Each line of the material must be repeated precisely, with the pictures left out.
┄┄┄┄┄┄
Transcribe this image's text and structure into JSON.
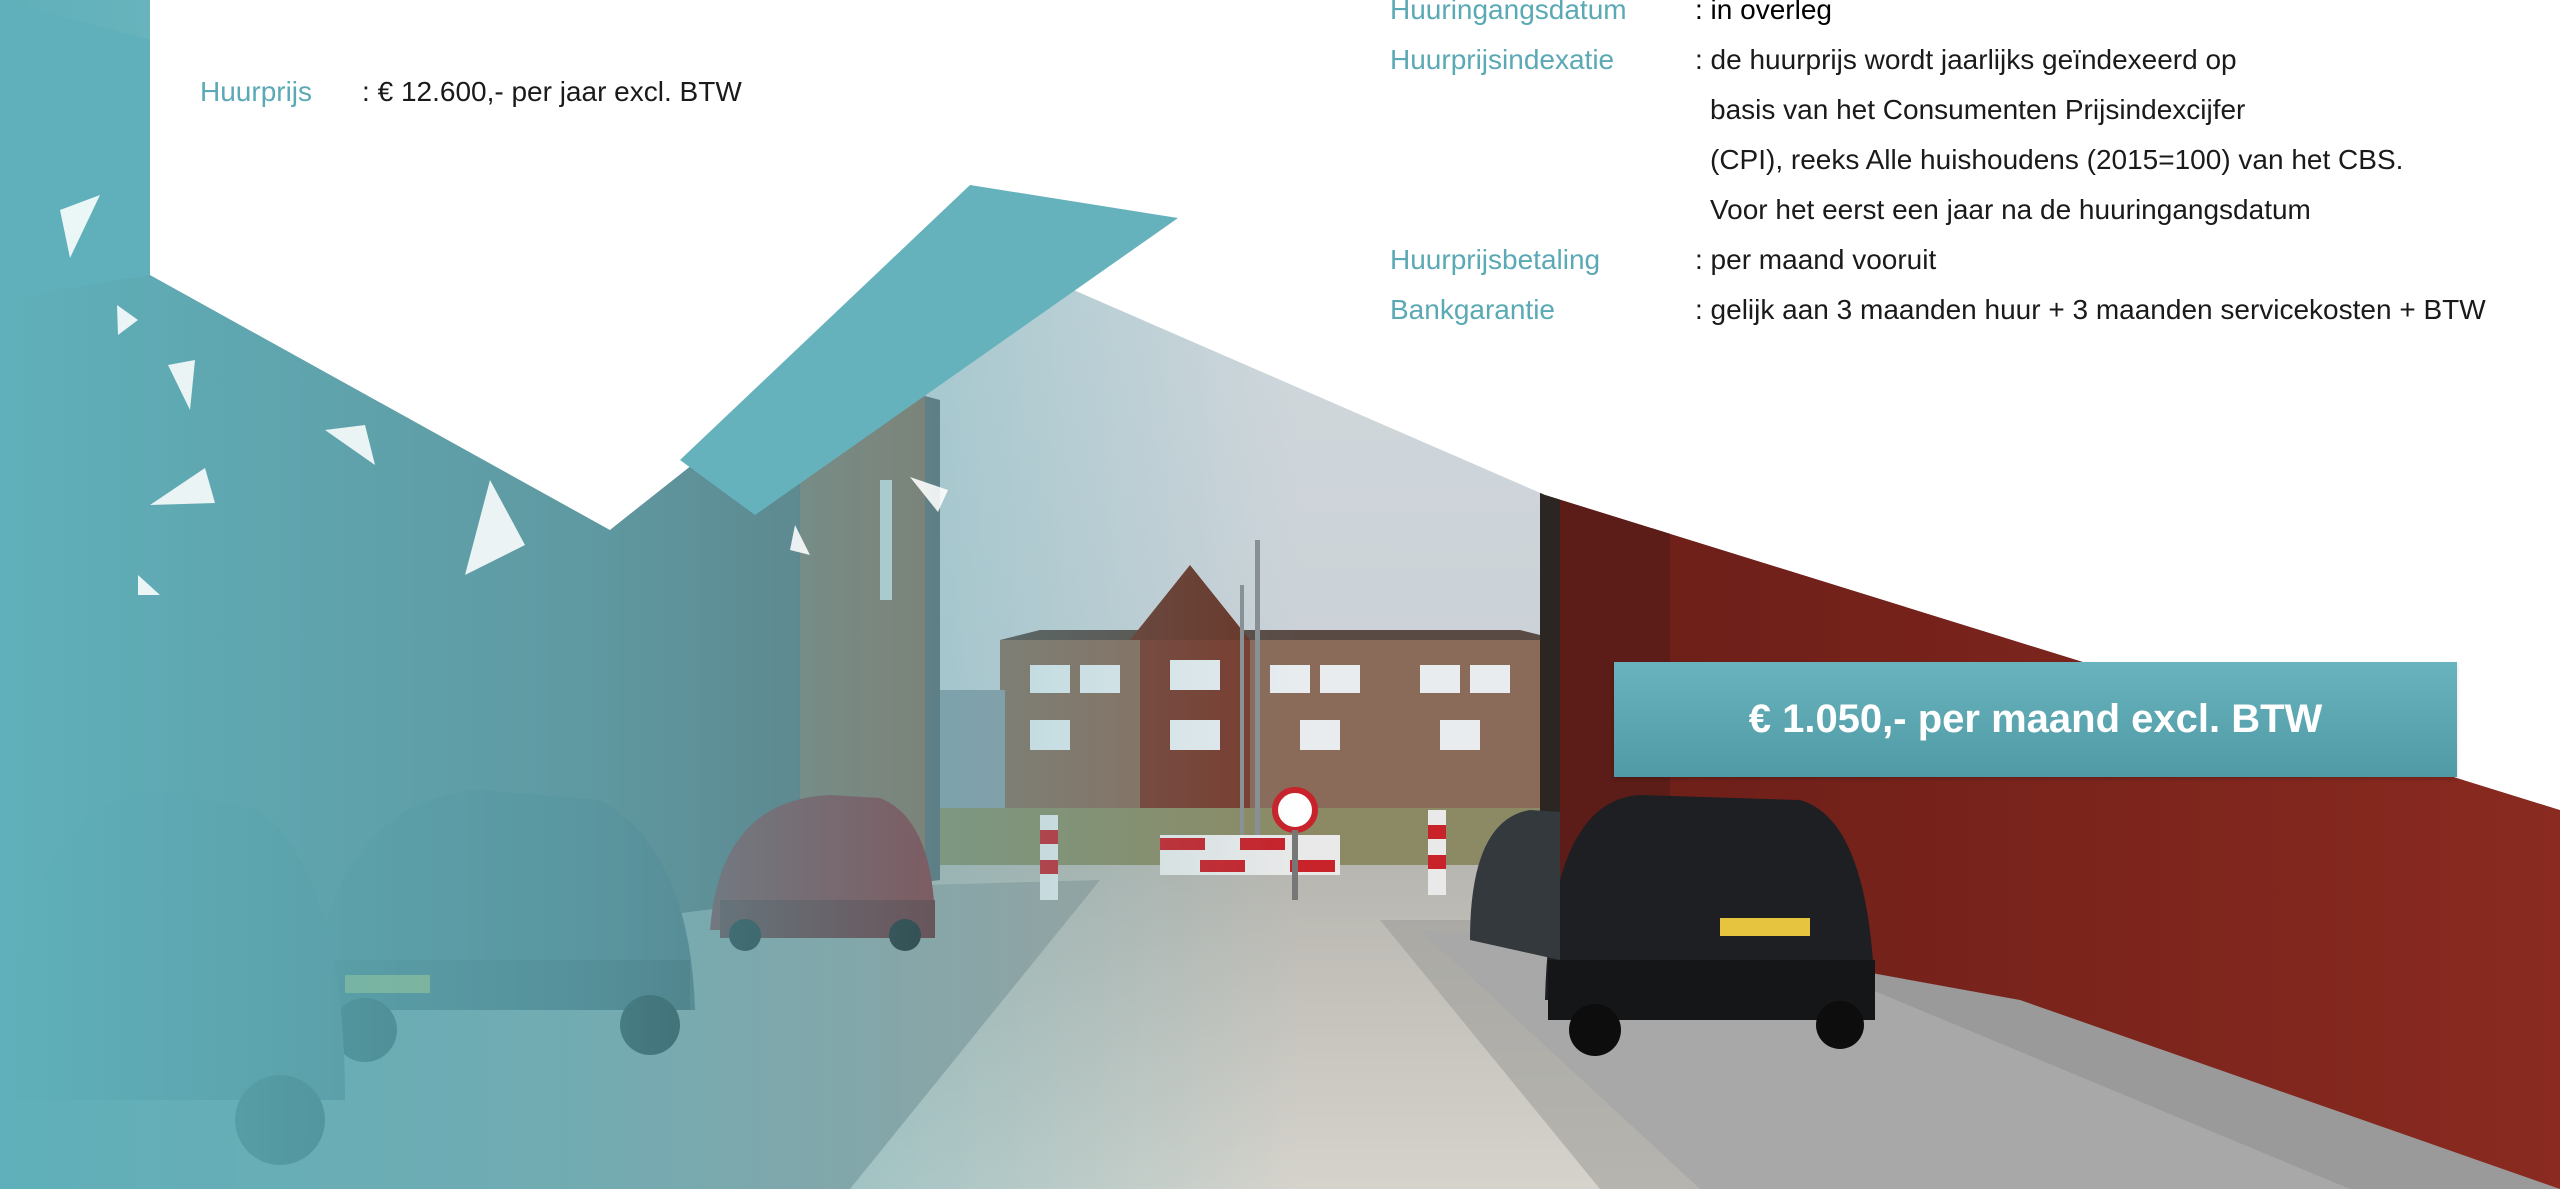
{
  "left_block": {
    "label": "Huurprijs",
    "value": ": € 12.600,- per jaar excl. BTW"
  },
  "right_block": {
    "rows": [
      {
        "label": "Huuringangsdatum",
        "value": ": in overleg"
      },
      {
        "label": "Huurprijsindexatie",
        "value": ": de huurprijs wordt jaarlijks geïndexeerd op"
      },
      {
        "label": "",
        "value": "basis van het  Consumenten Prijsindexcijfer"
      },
      {
        "label": "",
        "value": "(CPI), reeks Alle huishoudens (2015=100) van het CBS."
      },
      {
        "label": "",
        "value": "Voor het eerst een jaar na de huuringangsdatum"
      },
      {
        "label": "Huurprijsbetaling",
        "value": ": per maand vooruit"
      },
      {
        "label": "Bankgarantie",
        "value": ": gelijk aan 3 maanden huur + 3 maanden servicekosten + BTW"
      }
    ]
  },
  "banner": {
    "text": "€ 1.050,- per maand excl. BTW"
  },
  "colors": {
    "accent": "#5aa9b5",
    "banner": "#5a9fa9",
    "text": "#1a1a1a"
  }
}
┄┄┄┄┄┄
--- PROBLEM SOLUTION ---
Transcribe this image's text and structure into JSON.
{
  "left_block": {
    "label": "Huurprijs",
    "value": ": € 12.600,- per jaar excl. BTW"
  },
  "right_block": {
    "rows": [
      {
        "label": "Huuringangsdatum",
        "value": ": in overleg"
      },
      {
        "label": "Huurprijsindexatie",
        "value": ": de huurprijs wordt jaarlijks geïndexeerd op"
      },
      {
        "label": "",
        "value": "basis van het  Consumenten Prijsindexcijfer"
      },
      {
        "label": "",
        "value": "(CPI), reeks Alle huishoudens (2015=100) van het CBS."
      },
      {
        "label": "",
        "value": "Voor het eerst een jaar na de huuringangsdatum"
      },
      {
        "label": "Huurprijsbetaling",
        "value": ": per maand vooruit"
      },
      {
        "label": "Bankgarantie",
        "value": ": gelijk aan 3 maanden huur + 3 maanden servicekosten + BTW"
      }
    ]
  },
  "banner": {
    "text": "€ 1.050,- per maand excl. BTW"
  },
  "colors": {
    "accent": "#5aa9b5",
    "banner": "#5a9fa9",
    "text": "#1a1a1a"
  }
}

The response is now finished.